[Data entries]
◆ ◆ ◆ ◆ ◆

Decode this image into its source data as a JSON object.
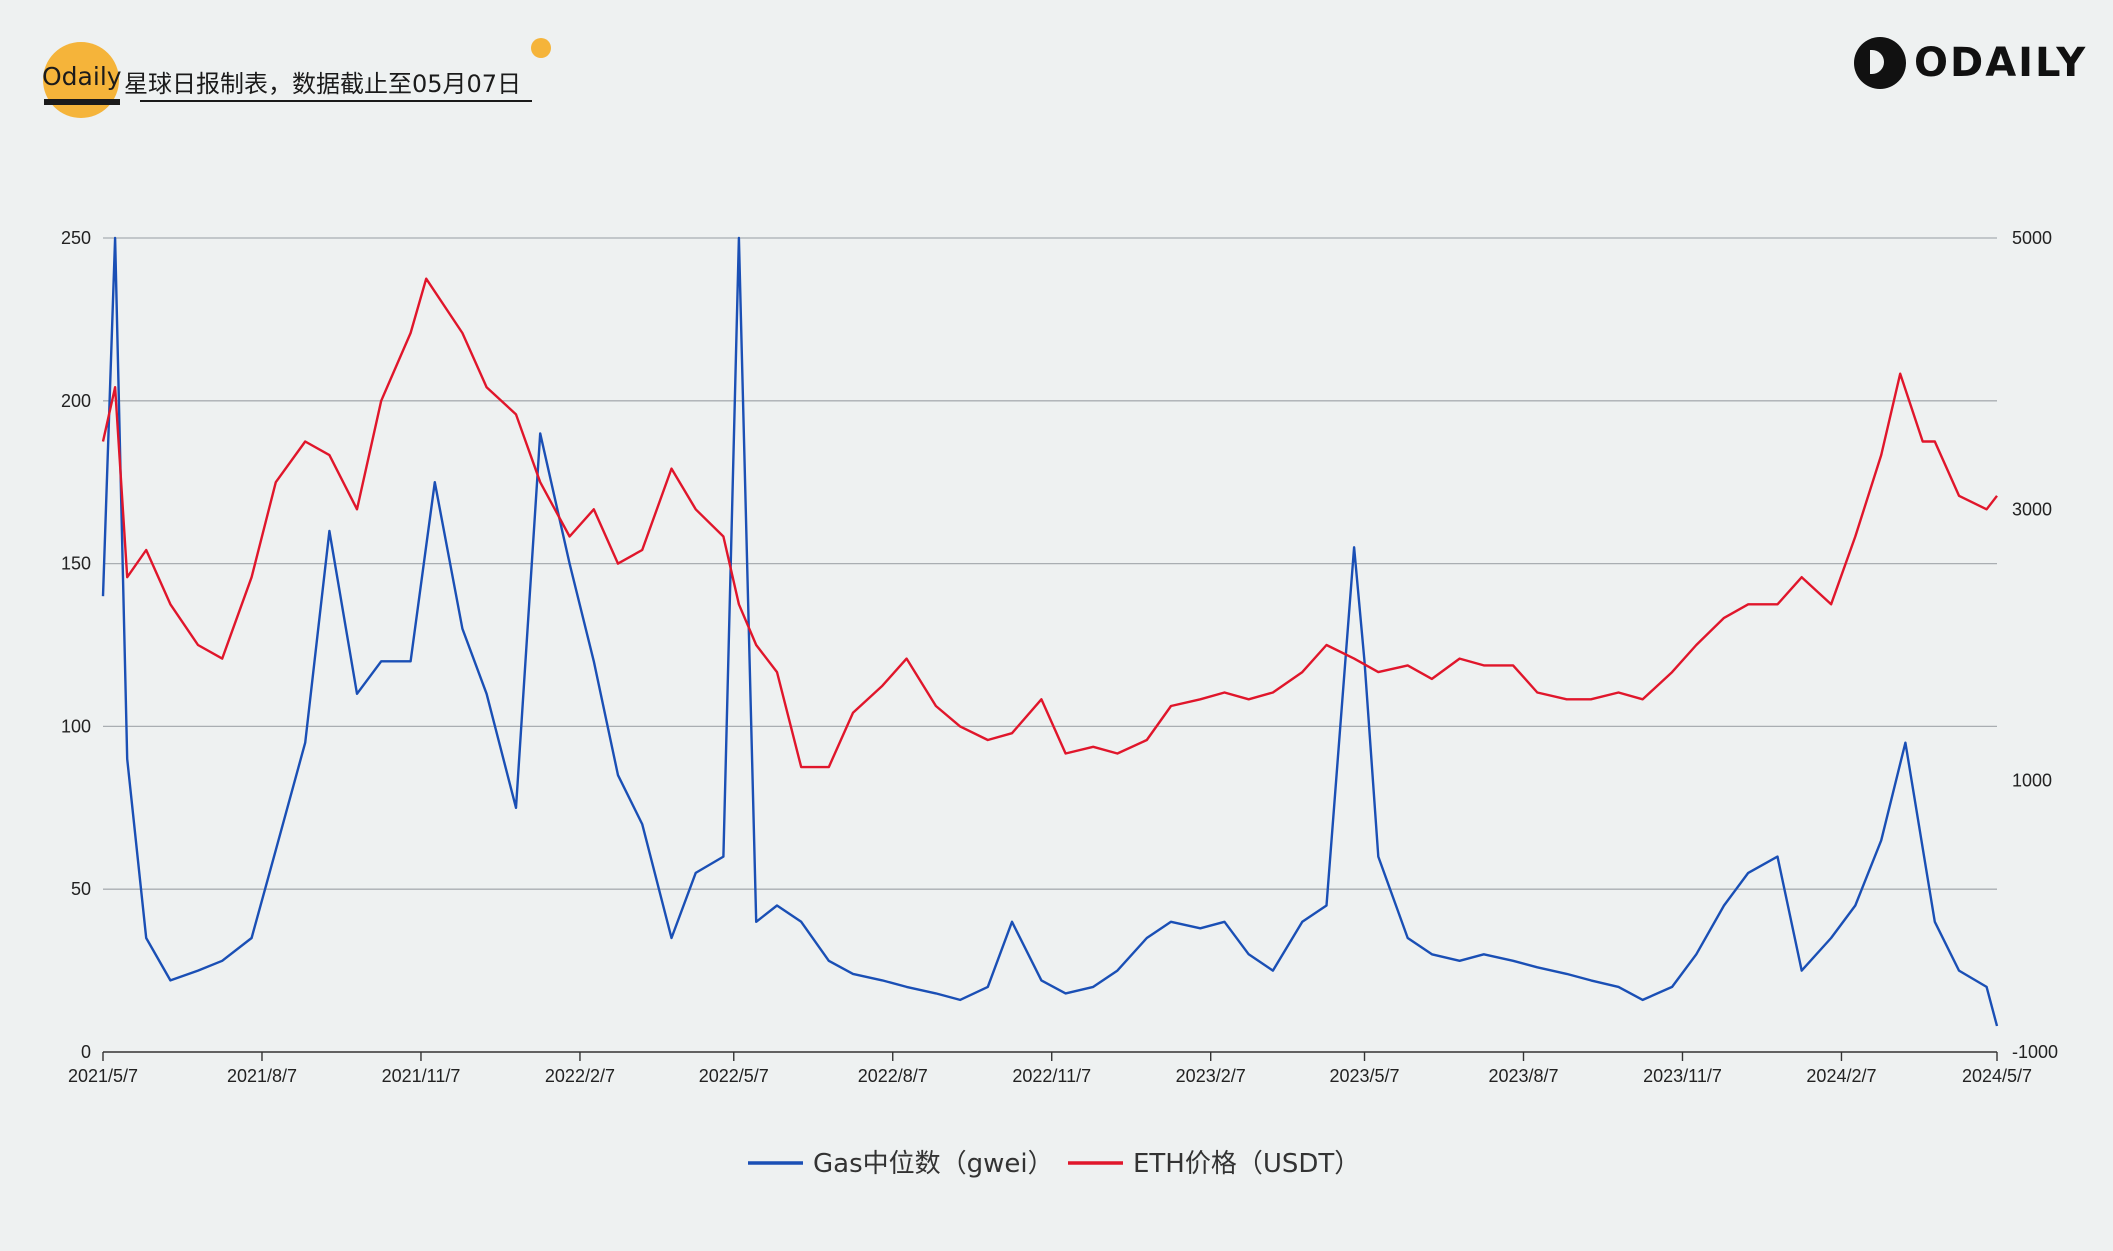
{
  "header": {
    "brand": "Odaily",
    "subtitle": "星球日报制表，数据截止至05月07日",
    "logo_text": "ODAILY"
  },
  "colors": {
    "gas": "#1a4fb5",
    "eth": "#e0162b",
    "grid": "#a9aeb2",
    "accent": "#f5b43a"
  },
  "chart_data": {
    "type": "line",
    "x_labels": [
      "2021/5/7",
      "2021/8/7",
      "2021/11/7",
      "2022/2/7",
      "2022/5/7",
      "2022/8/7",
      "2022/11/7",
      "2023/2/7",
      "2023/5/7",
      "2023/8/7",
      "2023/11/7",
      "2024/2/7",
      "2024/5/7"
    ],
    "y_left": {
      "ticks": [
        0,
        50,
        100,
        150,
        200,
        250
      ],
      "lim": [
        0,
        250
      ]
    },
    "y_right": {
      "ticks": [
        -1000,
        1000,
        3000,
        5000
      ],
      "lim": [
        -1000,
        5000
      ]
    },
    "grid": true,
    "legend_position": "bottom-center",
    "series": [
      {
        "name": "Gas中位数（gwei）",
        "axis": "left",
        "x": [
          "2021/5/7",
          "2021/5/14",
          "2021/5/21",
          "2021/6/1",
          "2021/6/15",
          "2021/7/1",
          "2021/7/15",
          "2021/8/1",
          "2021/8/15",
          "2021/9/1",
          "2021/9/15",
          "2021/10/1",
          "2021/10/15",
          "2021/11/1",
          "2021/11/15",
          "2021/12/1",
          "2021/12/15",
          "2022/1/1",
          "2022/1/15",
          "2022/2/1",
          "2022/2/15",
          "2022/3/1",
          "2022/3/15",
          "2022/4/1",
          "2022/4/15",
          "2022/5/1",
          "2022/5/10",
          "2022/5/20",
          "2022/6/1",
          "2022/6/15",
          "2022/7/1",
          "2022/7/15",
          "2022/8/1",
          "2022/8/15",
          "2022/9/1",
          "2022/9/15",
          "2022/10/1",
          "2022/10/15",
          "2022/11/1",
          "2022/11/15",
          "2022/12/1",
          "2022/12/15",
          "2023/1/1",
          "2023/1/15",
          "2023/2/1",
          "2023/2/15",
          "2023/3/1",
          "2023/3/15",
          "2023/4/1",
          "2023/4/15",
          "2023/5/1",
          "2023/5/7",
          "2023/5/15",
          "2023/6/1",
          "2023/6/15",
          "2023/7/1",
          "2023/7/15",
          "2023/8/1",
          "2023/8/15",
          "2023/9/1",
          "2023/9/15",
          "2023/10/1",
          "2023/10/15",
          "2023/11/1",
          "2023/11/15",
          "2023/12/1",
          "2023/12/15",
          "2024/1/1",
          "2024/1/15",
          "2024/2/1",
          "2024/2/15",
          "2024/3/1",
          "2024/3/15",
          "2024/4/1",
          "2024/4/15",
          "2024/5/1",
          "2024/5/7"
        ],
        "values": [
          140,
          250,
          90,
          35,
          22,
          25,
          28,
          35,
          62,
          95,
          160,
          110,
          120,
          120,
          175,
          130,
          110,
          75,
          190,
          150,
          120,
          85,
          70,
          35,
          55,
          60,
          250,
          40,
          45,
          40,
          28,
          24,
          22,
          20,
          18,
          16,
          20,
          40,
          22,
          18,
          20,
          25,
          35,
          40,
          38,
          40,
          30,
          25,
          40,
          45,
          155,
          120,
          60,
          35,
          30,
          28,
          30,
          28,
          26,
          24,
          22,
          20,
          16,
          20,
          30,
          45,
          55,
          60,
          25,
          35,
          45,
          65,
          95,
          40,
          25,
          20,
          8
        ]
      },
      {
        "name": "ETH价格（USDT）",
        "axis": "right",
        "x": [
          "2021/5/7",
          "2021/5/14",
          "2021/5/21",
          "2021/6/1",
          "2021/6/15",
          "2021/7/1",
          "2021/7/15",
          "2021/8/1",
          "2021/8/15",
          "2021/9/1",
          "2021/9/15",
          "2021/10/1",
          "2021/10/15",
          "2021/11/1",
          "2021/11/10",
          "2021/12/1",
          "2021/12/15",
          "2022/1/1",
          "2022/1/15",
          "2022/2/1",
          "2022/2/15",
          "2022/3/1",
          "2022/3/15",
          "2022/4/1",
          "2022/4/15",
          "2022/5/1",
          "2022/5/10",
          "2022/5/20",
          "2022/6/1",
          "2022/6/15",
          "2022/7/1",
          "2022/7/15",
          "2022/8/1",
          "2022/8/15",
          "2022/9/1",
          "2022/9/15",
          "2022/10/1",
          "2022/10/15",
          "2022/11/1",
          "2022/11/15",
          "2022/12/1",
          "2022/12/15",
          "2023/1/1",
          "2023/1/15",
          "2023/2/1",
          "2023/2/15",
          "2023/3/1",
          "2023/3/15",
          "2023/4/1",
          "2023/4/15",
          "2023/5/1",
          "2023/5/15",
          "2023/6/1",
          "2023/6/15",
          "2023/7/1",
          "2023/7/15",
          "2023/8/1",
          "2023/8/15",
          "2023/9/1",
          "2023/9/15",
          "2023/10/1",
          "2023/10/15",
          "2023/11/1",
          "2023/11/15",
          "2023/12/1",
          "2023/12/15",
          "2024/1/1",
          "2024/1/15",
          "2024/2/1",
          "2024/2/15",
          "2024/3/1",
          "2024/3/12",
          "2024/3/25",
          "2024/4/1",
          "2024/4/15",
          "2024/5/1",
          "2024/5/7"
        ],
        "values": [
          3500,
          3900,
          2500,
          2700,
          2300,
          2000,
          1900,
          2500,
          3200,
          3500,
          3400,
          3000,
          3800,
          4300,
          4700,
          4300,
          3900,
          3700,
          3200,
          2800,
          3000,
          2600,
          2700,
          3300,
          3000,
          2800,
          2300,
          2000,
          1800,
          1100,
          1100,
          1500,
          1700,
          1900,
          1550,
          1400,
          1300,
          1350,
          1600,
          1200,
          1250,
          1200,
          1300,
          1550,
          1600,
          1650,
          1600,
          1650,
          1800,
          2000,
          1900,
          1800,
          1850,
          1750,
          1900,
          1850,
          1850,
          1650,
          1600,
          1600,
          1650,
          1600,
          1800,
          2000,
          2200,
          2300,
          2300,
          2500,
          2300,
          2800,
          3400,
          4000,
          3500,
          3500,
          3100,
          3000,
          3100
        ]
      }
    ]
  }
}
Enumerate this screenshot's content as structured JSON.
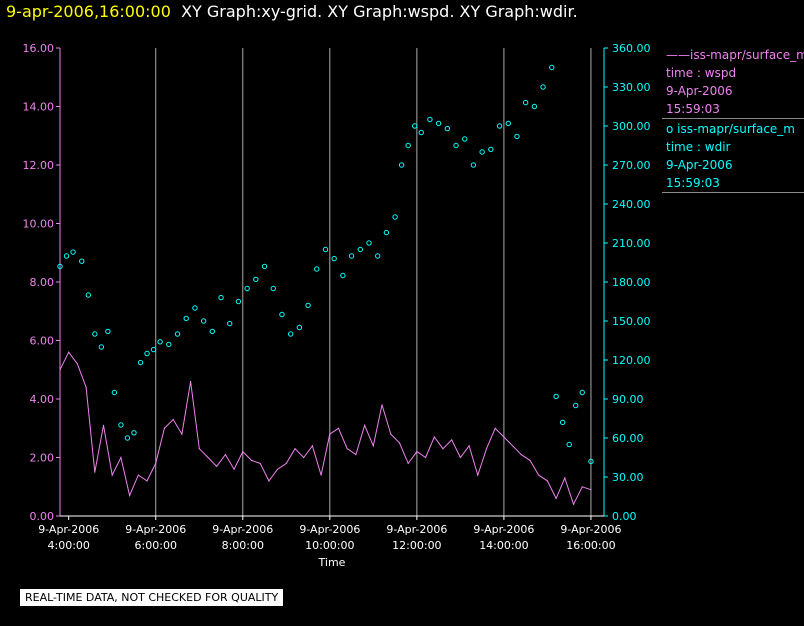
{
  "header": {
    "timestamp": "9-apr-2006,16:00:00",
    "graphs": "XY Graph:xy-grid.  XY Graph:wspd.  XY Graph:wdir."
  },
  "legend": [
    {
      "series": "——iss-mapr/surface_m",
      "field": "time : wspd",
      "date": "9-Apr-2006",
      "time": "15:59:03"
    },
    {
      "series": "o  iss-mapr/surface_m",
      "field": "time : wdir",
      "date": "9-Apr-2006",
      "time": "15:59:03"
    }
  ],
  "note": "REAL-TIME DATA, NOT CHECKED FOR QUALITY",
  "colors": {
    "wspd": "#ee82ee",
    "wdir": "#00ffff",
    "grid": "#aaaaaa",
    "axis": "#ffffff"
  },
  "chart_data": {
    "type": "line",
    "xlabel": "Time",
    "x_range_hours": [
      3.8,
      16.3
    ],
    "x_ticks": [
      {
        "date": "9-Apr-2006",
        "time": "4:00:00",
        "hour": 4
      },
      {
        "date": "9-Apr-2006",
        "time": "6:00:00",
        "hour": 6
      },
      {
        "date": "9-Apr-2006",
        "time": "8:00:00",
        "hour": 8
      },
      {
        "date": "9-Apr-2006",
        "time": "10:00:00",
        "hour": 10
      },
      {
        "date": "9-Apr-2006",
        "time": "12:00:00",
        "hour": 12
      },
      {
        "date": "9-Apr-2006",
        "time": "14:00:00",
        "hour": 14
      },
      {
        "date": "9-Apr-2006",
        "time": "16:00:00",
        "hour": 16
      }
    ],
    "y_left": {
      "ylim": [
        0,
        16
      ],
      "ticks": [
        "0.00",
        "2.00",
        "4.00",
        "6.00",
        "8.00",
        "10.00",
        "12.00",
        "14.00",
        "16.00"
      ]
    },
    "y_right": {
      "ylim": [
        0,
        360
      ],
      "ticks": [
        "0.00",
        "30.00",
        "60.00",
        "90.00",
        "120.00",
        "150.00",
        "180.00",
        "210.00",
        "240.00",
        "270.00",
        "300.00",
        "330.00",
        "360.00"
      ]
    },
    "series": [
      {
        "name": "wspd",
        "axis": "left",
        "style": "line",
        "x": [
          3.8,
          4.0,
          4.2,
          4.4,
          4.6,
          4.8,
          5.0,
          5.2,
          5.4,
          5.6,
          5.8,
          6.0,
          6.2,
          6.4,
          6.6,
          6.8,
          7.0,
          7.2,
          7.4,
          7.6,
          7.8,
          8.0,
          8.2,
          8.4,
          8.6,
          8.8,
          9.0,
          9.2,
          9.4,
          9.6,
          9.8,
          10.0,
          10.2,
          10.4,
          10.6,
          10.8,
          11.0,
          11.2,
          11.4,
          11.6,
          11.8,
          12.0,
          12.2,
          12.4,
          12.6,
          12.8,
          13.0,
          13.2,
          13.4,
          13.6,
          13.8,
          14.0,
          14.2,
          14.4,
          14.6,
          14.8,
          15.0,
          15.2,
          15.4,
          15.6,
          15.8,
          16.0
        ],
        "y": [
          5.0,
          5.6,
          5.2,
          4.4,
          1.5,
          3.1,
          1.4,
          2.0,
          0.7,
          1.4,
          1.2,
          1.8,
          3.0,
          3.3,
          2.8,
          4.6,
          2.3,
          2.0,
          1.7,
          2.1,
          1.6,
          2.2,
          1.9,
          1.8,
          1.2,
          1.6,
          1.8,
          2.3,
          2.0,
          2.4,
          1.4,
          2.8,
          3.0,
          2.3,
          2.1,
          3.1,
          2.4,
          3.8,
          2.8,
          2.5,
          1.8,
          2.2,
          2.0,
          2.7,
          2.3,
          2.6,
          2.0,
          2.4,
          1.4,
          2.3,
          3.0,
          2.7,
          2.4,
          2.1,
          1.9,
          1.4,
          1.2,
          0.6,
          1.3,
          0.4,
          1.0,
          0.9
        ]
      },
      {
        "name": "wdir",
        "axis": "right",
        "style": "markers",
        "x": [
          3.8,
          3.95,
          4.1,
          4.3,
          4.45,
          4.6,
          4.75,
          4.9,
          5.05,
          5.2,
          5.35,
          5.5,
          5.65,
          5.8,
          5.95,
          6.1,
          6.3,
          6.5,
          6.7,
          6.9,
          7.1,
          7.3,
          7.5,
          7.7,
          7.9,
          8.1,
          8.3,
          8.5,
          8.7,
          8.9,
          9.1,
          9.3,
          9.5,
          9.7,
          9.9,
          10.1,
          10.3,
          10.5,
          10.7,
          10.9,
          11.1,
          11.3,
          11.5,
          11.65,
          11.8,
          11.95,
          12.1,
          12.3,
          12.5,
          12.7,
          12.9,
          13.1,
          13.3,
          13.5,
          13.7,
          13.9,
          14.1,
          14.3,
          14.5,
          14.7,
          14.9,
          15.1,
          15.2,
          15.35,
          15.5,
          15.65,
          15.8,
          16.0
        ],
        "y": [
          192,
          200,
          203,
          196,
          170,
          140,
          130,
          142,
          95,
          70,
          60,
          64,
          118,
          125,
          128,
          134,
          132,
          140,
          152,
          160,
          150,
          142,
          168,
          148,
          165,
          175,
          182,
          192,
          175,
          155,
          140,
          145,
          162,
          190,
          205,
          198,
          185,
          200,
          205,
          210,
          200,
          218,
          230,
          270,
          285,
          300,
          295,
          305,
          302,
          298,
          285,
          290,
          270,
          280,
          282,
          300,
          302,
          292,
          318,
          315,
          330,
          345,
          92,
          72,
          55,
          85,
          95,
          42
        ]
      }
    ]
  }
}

◆ ◆ ◆ ◆ ◆

Exercise: Show, from the listing above, each line that contains the word "grid".

Written solution:
    "grid": "#a9aeb2",
    "grid": true,
    "graphs": "XY Graph:xy-grid.  XY Graph:wspd.  XY Graph:wdir."
    "grid": "#aaaaaa",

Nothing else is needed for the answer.